TO DO:
- 1) In this court order, under which federal rules does the Court construe Plaintiff's Motion to Compel?
- 2) Echo the part of the court order that opens with the words containing "I. Motion to" and closes with "to its Order.".

DOCUMENT SEGMENT:

------------------------------------------------------------------------

Opinion
2:20-cv-00739-JAD-BNW
08-17-2023
Solomon Coleman, Plaintiff, v. Las Vegas Metropolitan Police Department, et al., Defendants.
ORDER
BRENDA WEKSLER UNITED STATES MAGISTRATE JUDGE
Before the Court is Plaintiff's Motion to Compel. ECF No. 81. Defendants' opposition is at ECF No. 83, and Plaintiff's Reply is at ECF No. 84.
Plaintiff filed two additional motions as part of this same Motion (Motion for Sanctions and Motion to Extend Deadlines), which are now separately filed at ECF Nos. 88 and 89, respectively.
In addition, Plaintiff filed a Motion for Sanctions. ECF No. 88. Defendants' opposition is at ECF No. 83, and Plaintiff's Reply is at ECF No. 84.
I. Motion to Compel
The Court construes Plaintiff's Motion as a Motion to Compel under Fed.R.Civ.P. 37(a)(3)(A)(i) and 37(a)(3)(A)(iv). The parties are familiar with the arguments. As a result, the Court only incorporates them as relevant to its Order.

------------------------------------------------------------------------

[Element and coordinate records]
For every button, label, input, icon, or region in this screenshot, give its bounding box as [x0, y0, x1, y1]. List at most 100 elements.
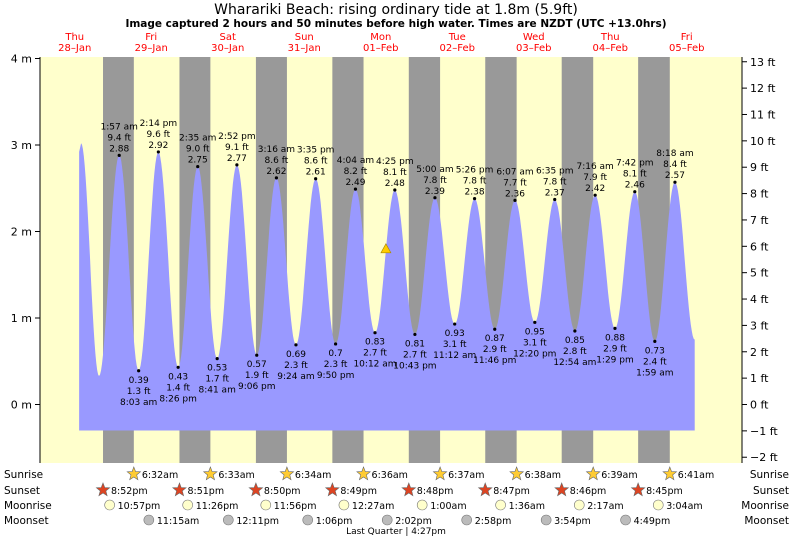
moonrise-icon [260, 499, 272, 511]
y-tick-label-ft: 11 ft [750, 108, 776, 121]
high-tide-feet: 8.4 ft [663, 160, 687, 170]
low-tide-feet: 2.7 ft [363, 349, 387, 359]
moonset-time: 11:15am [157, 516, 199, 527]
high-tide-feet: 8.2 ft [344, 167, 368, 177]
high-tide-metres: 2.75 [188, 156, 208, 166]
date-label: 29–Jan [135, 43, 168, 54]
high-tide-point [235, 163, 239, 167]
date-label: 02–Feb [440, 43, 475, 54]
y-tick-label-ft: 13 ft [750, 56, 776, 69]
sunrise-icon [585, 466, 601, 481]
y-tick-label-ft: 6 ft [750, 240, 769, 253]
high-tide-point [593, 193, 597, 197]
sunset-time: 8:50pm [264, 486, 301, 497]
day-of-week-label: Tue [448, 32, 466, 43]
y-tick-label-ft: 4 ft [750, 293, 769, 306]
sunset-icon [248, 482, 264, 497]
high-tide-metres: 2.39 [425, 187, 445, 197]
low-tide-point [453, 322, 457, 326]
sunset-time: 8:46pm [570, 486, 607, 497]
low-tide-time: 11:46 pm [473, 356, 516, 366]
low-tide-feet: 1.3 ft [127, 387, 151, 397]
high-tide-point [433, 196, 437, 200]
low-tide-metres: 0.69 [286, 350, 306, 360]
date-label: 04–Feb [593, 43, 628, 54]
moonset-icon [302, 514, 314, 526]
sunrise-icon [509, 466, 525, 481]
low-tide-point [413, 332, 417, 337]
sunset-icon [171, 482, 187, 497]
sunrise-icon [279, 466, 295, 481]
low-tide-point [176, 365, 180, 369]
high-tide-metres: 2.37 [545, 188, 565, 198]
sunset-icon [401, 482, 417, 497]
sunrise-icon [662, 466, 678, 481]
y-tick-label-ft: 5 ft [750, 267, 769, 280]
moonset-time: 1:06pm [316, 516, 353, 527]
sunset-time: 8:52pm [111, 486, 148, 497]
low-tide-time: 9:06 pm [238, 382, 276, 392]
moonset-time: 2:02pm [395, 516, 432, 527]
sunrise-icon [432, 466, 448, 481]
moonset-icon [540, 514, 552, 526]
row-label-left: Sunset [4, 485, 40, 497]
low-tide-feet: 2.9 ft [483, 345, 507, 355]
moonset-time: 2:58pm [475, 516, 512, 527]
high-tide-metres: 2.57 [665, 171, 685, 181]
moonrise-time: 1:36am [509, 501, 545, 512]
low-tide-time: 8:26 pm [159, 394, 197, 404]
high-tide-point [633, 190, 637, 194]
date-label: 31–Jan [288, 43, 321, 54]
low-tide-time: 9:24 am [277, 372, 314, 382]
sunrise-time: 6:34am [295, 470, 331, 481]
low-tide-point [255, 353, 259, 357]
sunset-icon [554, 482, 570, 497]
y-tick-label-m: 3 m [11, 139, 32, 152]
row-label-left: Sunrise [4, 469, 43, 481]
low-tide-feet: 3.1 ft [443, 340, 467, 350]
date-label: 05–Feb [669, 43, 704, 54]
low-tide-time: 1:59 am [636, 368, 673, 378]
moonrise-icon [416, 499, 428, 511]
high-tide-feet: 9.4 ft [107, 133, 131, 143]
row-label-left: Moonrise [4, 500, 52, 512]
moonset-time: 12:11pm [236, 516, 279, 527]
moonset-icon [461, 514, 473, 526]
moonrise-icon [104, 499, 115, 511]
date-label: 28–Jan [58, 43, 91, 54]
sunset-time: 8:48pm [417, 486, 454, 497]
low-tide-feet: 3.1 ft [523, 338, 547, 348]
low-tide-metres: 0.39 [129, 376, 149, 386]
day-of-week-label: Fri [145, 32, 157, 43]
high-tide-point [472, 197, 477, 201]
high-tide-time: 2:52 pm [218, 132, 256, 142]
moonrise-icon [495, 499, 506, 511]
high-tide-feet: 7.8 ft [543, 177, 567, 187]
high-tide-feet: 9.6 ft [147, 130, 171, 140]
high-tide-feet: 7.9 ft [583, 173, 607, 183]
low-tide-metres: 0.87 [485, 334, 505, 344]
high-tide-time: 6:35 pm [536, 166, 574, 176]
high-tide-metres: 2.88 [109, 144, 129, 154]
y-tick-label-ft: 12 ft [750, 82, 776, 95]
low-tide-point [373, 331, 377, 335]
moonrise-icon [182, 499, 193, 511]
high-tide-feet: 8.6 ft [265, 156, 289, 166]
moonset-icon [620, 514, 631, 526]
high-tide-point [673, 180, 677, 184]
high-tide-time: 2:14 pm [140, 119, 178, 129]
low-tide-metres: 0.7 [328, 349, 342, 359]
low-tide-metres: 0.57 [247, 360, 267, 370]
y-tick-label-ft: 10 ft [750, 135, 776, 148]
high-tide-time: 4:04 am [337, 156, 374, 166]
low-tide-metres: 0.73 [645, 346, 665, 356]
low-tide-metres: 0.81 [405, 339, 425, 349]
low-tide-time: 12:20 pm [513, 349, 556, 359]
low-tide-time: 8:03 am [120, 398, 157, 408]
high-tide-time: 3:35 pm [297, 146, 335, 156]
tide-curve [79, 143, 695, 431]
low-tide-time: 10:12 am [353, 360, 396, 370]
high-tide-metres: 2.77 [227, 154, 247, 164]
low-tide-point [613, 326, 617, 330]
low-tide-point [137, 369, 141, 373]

------------------------------------------------------------------------

ANSWERS TO THE EXERCISES:
- 1) Fed.R.Civ.P. 37(a)(3)(A)(i) and 37(a)(3)(A)(iv).

- 2)
I. Motion to Compel
The Court construes Plaintiff's Motion as a Motion to Compel under Fed.R.Civ.P. 37(a)(3)(A)(i) and 37(a)(3)(A)(iv). The parties are familiar with the arguments. As a result, the Court only incorporates them as relevant to its Order.